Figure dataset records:
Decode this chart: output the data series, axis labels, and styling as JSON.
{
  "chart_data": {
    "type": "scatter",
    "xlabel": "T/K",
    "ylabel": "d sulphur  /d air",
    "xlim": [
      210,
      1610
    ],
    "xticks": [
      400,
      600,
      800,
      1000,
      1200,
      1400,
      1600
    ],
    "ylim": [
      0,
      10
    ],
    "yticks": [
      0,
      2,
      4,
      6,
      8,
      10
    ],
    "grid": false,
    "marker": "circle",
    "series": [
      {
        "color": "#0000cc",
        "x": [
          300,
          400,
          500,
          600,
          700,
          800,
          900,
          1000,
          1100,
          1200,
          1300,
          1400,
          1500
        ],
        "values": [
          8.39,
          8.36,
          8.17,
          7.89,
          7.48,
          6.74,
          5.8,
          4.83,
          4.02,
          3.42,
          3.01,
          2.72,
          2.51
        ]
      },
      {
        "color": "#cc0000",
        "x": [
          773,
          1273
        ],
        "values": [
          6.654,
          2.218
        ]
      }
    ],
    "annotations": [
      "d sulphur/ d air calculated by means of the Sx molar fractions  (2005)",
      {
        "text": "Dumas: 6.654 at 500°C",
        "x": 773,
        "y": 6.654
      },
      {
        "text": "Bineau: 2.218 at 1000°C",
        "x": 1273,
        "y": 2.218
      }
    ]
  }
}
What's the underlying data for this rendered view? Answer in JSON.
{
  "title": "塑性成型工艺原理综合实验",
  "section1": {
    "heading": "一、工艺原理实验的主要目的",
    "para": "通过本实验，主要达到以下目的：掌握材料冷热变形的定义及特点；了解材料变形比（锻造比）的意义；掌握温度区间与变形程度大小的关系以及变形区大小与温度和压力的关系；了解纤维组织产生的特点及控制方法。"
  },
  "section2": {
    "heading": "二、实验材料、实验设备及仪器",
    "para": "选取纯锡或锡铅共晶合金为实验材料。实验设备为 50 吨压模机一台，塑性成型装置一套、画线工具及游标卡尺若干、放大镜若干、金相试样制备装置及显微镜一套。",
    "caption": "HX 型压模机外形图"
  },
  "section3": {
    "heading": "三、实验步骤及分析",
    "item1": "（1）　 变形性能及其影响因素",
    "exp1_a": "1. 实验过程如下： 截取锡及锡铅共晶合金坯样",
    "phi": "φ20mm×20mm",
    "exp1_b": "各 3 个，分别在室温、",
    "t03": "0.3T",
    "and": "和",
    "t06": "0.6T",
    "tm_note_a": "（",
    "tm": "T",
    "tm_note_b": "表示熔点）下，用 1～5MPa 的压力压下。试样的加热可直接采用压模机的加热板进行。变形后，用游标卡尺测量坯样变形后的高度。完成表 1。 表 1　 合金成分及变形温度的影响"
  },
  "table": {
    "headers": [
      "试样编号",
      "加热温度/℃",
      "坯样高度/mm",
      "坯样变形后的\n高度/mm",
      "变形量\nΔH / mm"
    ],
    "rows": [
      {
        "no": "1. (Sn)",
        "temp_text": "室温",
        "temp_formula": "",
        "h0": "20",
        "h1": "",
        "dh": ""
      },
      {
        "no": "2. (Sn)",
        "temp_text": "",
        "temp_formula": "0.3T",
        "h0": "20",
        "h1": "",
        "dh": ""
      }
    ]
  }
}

* _Exercise instructions_: Quote all the records. Keep every word exact.

* _The result_:
Decode this chart: output the data series, axis labels, and styling as JSON.
{
  "chart_data": {
    "type": "scatter",
    "xlabel": "T/K",
    "ylabel": "d sulphur  /d air",
    "xlim": [
      210,
      1610
    ],
    "xticks": [
      400,
      600,
      800,
      1000,
      1200,
      1400,
      1600
    ],
    "ylim": [
      0,
      10
    ],
    "yticks": [
      0,
      2,
      4,
      6,
      8,
      10
    ],
    "grid": false,
    "marker": "circle",
    "series": [
      {
        "color": "#0000cc",
        "x": [
          300,
          400,
          500,
          600,
          700,
          800,
          900,
          1000,
          1100,
          1200,
          1300,
          1400,
          1500
        ],
        "values": [
          8.39,
          8.36,
          8.17,
          7.89,
          7.48,
          6.74,
          5.8,
          4.83,
          4.02,
          3.42,
          3.01,
          2.72,
          2.51
        ]
      },
      {
        "color": "#cc0000",
        "x": [
          773,
          1273
        ],
        "values": [
          6.654,
          2.218
        ]
      }
    ],
    "annotations": [
      "d sulphur/ d air calculated by means of the Sx molar fractions  (2005)",
      {
        "text": "Dumas: 6.654 at 500°C",
        "x": 773,
        "y": 6.654
      },
      {
        "text": "Bineau: 2.218 at 1000°C",
        "x": 1273,
        "y": 2.218
      }
    ]
  }
}
What's the underlying data for this rendered view? Answer in JSON.
{
  "title": "塑性成型工艺原理综合实验",
  "section1": {
    "heading": "一、工艺原理实验的主要目的",
    "para": "通过本实验，主要达到以下目的：掌握材料冷热变形的定义及特点；了解材料变形比（锻造比）的意义；掌握温度区间与变形程度大小的关系以及变形区大小与温度和压力的关系；了解纤维组织产生的特点及控制方法。"
  },
  "section2": {
    "heading": "二、实验材料、实验设备及仪器",
    "para": "选取纯锡或锡铅共晶合金为实验材料。实验设备为 50 吨压模机一台，塑性成型装置一套、画线工具及游标卡尺若干、放大镜若干、金相试样制备装置及显微镜一套。",
    "caption": "HX 型压模机外形图"
  },
  "section3": {
    "heading": "三、实验步骤及分析",
    "item1": "（1）　 变形性能及其影响因素",
    "exp1_a": "1. 实验过程如下： 截取锡及锡铅共晶合金坯样",
    "phi": "φ20mm×20mm",
    "exp1_b": "各 3 个，分别在室温、",
    "t03": "0.3T",
    "and": "和",
    "t06": "0.6T",
    "tm_note_a": "（",
    "tm": "T",
    "tm_note_b": "表示熔点）下，用 1～5MPa 的压力压下。试样的加热可直接采用压模机的加热板进行。变形后，用游标卡尺测量坯样变形后的高度。完成表 1。 表 1　 合金成分及变形温度的影响"
  },
  "table": {
    "headers": [
      "试样编号",
      "加热温度/℃",
      "坯样高度/mm",
      "坯样变形后的\n高度/mm",
      "变形量\nΔH / mm"
    ],
    "rows": [
      {
        "no": "1. (Sn)",
        "temp_text": "室温",
        "temp_formula": "",
        "h0": "20",
        "h1": "",
        "dh": ""
      },
      {
        "no": "2. (Sn)",
        "temp_text": "",
        "temp_formula": "0.3T",
        "h0": "20",
        "h1": "",
        "dh": ""
      }
    ]
  }
}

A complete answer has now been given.